Problem to work on: Locate every line in the material below that has the word "into". Copy each of those lines.

Dataset records
>> Start

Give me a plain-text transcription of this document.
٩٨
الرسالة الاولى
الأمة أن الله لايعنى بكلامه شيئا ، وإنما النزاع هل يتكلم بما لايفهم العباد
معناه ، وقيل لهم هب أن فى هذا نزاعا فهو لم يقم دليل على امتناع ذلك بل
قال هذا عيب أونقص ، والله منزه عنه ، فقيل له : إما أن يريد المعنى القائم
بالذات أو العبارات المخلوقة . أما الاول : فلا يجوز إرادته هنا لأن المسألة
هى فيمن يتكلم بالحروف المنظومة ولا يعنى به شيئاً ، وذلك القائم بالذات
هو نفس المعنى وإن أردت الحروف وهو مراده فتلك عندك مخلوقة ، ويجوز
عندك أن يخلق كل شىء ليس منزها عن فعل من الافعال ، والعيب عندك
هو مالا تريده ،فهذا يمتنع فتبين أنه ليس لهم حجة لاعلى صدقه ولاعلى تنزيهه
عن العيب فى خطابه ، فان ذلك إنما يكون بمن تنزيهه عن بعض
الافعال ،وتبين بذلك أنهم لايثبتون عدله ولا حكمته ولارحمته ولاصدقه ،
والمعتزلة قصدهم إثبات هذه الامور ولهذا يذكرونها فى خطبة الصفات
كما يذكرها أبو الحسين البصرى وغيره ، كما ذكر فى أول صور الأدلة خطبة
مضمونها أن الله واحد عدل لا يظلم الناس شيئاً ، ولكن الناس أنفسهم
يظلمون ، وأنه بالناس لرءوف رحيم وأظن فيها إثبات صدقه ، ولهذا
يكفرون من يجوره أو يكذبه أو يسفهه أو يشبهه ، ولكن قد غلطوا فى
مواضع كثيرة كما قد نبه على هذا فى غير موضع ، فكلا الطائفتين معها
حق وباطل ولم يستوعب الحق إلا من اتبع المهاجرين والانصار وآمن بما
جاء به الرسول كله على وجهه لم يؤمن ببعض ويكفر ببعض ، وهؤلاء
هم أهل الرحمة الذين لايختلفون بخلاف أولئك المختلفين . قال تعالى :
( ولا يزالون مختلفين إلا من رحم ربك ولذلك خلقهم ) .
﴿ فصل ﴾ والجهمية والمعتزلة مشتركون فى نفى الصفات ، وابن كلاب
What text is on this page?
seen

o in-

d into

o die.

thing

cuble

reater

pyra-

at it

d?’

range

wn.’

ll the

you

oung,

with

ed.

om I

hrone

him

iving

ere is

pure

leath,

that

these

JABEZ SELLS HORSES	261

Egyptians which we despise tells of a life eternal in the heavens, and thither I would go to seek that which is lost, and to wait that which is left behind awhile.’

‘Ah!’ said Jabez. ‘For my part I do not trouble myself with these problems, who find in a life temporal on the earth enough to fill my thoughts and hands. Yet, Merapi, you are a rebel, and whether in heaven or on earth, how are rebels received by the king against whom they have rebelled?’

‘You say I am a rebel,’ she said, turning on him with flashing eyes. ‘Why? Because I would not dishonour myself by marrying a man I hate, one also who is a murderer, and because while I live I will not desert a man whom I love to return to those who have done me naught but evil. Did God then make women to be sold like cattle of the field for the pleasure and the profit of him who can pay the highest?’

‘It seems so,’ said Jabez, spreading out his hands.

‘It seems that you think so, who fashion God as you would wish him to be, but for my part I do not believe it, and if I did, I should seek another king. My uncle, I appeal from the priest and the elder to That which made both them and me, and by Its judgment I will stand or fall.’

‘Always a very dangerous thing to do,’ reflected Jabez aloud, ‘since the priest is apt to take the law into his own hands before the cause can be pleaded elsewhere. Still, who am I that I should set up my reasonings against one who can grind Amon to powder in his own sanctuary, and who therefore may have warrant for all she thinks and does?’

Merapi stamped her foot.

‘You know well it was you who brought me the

>> End

Full response:
d into
‘Always a very dangerous thing to do,’ reflected Jabez aloud, ‘since the priest is apt to take the law into his own hands before the cause can be pleaded elsewhere. Still, who am I that I should set up my reasonings against one who can grind Amon to powder in his own sanctuary, and who therefore may have warrant for all she thinks and does?’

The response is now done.